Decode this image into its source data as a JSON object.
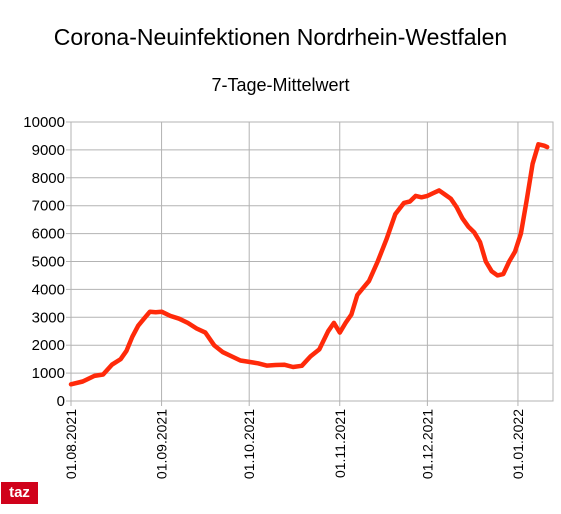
{
  "chart_data": {
    "type": "line",
    "title": "Corona-Neuinfektionen Nordrhein-Westfalen",
    "subtitle": "7-Tage-Mittelwert",
    "xlabel": "",
    "ylabel": "",
    "ylim": [
      0,
      10000
    ],
    "yticks": [
      0,
      1000,
      2000,
      3000,
      4000,
      5000,
      6000,
      7000,
      8000,
      9000,
      10000
    ],
    "xticks": [
      "01.08.2021",
      "01.09.2021",
      "01.10.2021",
      "01.11.2021",
      "01.12.2021",
      "01.01.2022"
    ],
    "grid": true,
    "legend": "none",
    "series": [
      {
        "color": "#ff2a0a",
        "x": [
          "2021-08-01",
          "2021-08-05",
          "2021-08-09",
          "2021-08-12",
          "2021-08-15",
          "2021-08-18",
          "2021-08-20",
          "2021-08-22",
          "2021-08-24",
          "2021-08-26",
          "2021-08-28",
          "2021-08-30",
          "2021-09-01",
          "2021-09-04",
          "2021-09-07",
          "2021-09-10",
          "2021-09-13",
          "2021-09-16",
          "2021-09-19",
          "2021-09-22",
          "2021-09-25",
          "2021-09-28",
          "2021-10-01",
          "2021-10-04",
          "2021-10-07",
          "2021-10-10",
          "2021-10-13",
          "2021-10-16",
          "2021-10-19",
          "2021-10-22",
          "2021-10-25",
          "2021-10-28",
          "2021-10-30",
          "2021-11-01",
          "2021-11-03",
          "2021-11-05",
          "2021-11-07",
          "2021-11-09",
          "2021-11-11",
          "2021-11-14",
          "2021-11-17",
          "2021-11-20",
          "2021-11-23",
          "2021-11-25",
          "2021-11-27",
          "2021-11-29",
          "2021-12-01",
          "2021-12-03",
          "2021-12-05",
          "2021-12-07",
          "2021-12-09",
          "2021-12-11",
          "2021-12-13",
          "2021-12-15",
          "2021-12-17",
          "2021-12-19",
          "2021-12-21",
          "2021-12-23",
          "2021-12-25",
          "2021-12-27",
          "2021-12-29",
          "2021-12-31",
          "2022-01-02",
          "2022-01-04",
          "2022-01-06",
          "2022-01-08",
          "2022-01-10",
          "2022-01-11"
        ],
        "y": [
          600,
          700,
          900,
          950,
          1300,
          1500,
          1800,
          2300,
          2700,
          2950,
          3200,
          3180,
          3200,
          3050,
          2950,
          2800,
          2600,
          2450,
          2000,
          1750,
          1600,
          1450,
          1400,
          1350,
          1270,
          1290,
          1300,
          1220,
          1260,
          1600,
          1850,
          2500,
          2800,
          2450,
          2800,
          3100,
          3800,
          4050,
          4300,
          5000,
          5800,
          6700,
          7100,
          7150,
          7350,
          7300,
          7350,
          7450,
          7550,
          7400,
          7250,
          6950,
          6550,
          6250,
          6050,
          5700,
          5000,
          4650,
          4500,
          4550,
          5000,
          5350,
          6000,
          7200,
          8500,
          9200,
          9150,
          9100
        ]
      }
    ]
  },
  "logo": {
    "text": "taz"
  }
}
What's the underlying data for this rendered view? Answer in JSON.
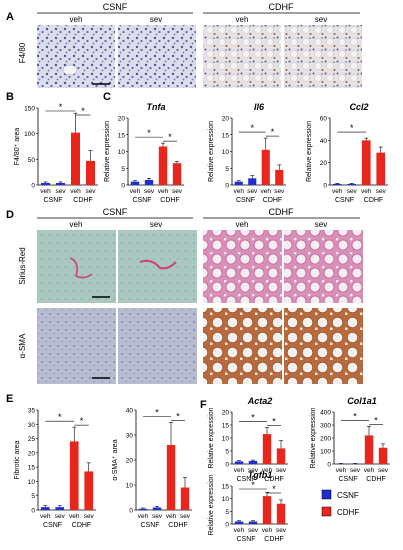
{
  "panels": {
    "A": {
      "label": "A",
      "group_labels": [
        "CSNF",
        "CDHF"
      ],
      "column_labels": [
        "veh",
        "sev",
        "veh",
        "sev"
      ],
      "row_label": "F4/80"
    },
    "D": {
      "label": "D",
      "group_labels": [
        "CSNF",
        "CDHF"
      ],
      "column_labels": [
        "veh",
        "sev",
        "veh",
        "sev"
      ],
      "row_labels": [
        "Sirius-Red",
        "α-SMA"
      ]
    },
    "C": {
      "label": "C"
    },
    "F": {
      "label": "F"
    }
  },
  "legend": {
    "items": [
      {
        "label": "CSNF",
        "color": "#1f2ecc"
      },
      {
        "label": "CDHF",
        "color": "#e8261c"
      }
    ]
  },
  "chart_data": [
    {
      "id": "B",
      "panel": "B",
      "type": "bar",
      "categories": [
        "veh",
        "sev",
        "veh",
        "sev"
      ],
      "groups": [
        "CSNF",
        "CDHF"
      ],
      "values": [
        4,
        4,
        102,
        47
      ],
      "errors": [
        2,
        2,
        38,
        20
      ],
      "ylabel": "F4/80⁺ area",
      "ylim": [
        0,
        150
      ],
      "yticks": [
        0,
        50,
        100,
        150
      ],
      "title": "",
      "significance": [
        "*",
        "*"
      ]
    },
    {
      "id": "Tnfa",
      "panel": "C",
      "type": "bar",
      "categories": [
        "veh",
        "sev",
        "veh",
        "sev"
      ],
      "groups": [
        "CSNF",
        "CDHF"
      ],
      "values": [
        1,
        1.5,
        11.5,
        6.5
      ],
      "errors": [
        0.3,
        0.5,
        1,
        0.5
      ],
      "ylabel": "Relative expression",
      "ylim": [
        0,
        20
      ],
      "yticks": [
        0,
        5,
        10,
        15,
        20
      ],
      "title": "Tnfa",
      "significance": [
        "*",
        "*"
      ]
    },
    {
      "id": "Il6",
      "panel": "C",
      "type": "bar",
      "categories": [
        "veh",
        "sev",
        "veh",
        "sev"
      ],
      "groups": [
        "CSNF",
        "CDHF"
      ],
      "values": [
        1,
        2,
        10.5,
        4.5
      ],
      "errors": [
        0.3,
        0.8,
        3.5,
        1.5
      ],
      "ylabel": "Relative expression",
      "ylim": [
        0,
        20
      ],
      "yticks": [
        0,
        5,
        10,
        15,
        20
      ],
      "title": "Il6",
      "significance": [
        "*",
        "*"
      ]
    },
    {
      "id": "Ccl2",
      "panel": "C",
      "type": "bar",
      "categories": [
        "veh",
        "sev",
        "veh",
        "sev"
      ],
      "groups": [
        "CSNF",
        "CDHF"
      ],
      "values": [
        1,
        1,
        40,
        29
      ],
      "errors": [
        0.5,
        0.5,
        2,
        5
      ],
      "ylabel": "Relative expression",
      "ylim": [
        0,
        60
      ],
      "yticks": [
        0,
        20,
        40,
        60
      ],
      "title": "Ccl2",
      "significance": [
        "*"
      ]
    },
    {
      "id": "E1",
      "panel": "E",
      "type": "bar",
      "categories": [
        "veh",
        "sev",
        "veh",
        "sev"
      ],
      "groups": [
        "CSNF",
        "CDHF"
      ],
      "values": [
        1,
        1,
        24,
        13.5
      ],
      "errors": [
        0.5,
        0.5,
        5,
        3
      ],
      "ylabel": "Fibrotic area",
      "ylim": [
        0,
        35
      ],
      "yticks": [
        0,
        5,
        10,
        15,
        20,
        25,
        30,
        35
      ],
      "title": "",
      "significance": [
        "*",
        "*"
      ]
    },
    {
      "id": "E2",
      "panel": "E",
      "type": "bar",
      "categories": [
        "veh",
        "sev",
        "veh",
        "sev"
      ],
      "groups": [
        "CSNF",
        "CDHF"
      ],
      "values": [
        0.5,
        1,
        26,
        9
      ],
      "errors": [
        0.3,
        0.5,
        9,
        4
      ],
      "ylabel": "α-SMA⁺ area",
      "ylim": [
        0,
        40
      ],
      "yticks": [
        0,
        10,
        20,
        30,
        40
      ],
      "title": "",
      "significance": [
        "*",
        "*"
      ]
    },
    {
      "id": "Acta2",
      "panel": "F",
      "type": "bar",
      "categories": [
        "veh",
        "sev",
        "veh",
        "sev"
      ],
      "groups": [
        "CSNF",
        "CDHF"
      ],
      "values": [
        1,
        1.2,
        11.5,
        6
      ],
      "errors": [
        0.3,
        0.3,
        2.5,
        3
      ],
      "ylabel": "Relative expression",
      "ylim": [
        0,
        20
      ],
      "yticks": [
        0,
        5,
        10,
        15,
        20
      ],
      "title": "Acta2",
      "significance": [
        "*",
        "*"
      ]
    },
    {
      "id": "Col1a1",
      "panel": "F",
      "type": "bar",
      "categories": [
        "veh",
        "sev",
        "veh",
        "sev"
      ],
      "groups": [
        "CSNF",
        "CDHF"
      ],
      "values": [
        2,
        2,
        220,
        125
      ],
      "errors": [
        2,
        2,
        70,
        30
      ],
      "ylabel": "Relative expression",
      "ylim": [
        0,
        400
      ],
      "yticks": [
        0,
        100,
        200,
        300,
        400
      ],
      "title": "Col1a1",
      "significance": [
        "*",
        "*"
      ]
    },
    {
      "id": "Tgfb1",
      "panel": "F",
      "type": "bar",
      "categories": [
        "veh",
        "sev",
        "veh",
        "sev"
      ],
      "groups": [
        "CSNF",
        "CDHF"
      ],
      "values": [
        1,
        1,
        11,
        8
      ],
      "errors": [
        0.3,
        0.3,
        1.5,
        1.5
      ],
      "ylabel": "Relative expression",
      "ylim": [
        0,
        15
      ],
      "yticks": [
        0,
        5,
        10,
        15
      ],
      "title": "Tgfb1",
      "significance": [
        "*",
        "*"
      ]
    }
  ]
}
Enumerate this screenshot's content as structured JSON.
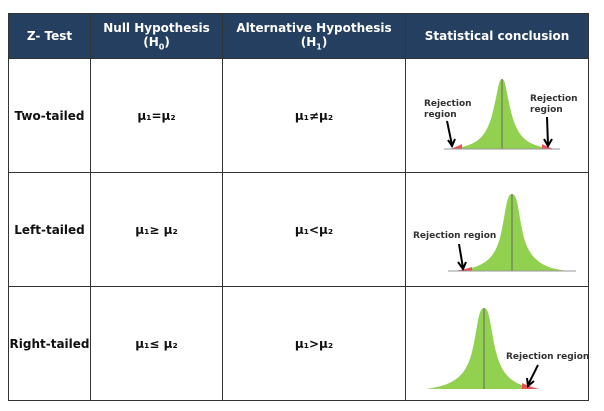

- **THE REQUEST**
Find the lines with the string "color" and reproduce them.

- **IN RESPONSE**
        "color": "#ff2a0a",
        "color": "#1f2ecc"
        "color": "#e8261c"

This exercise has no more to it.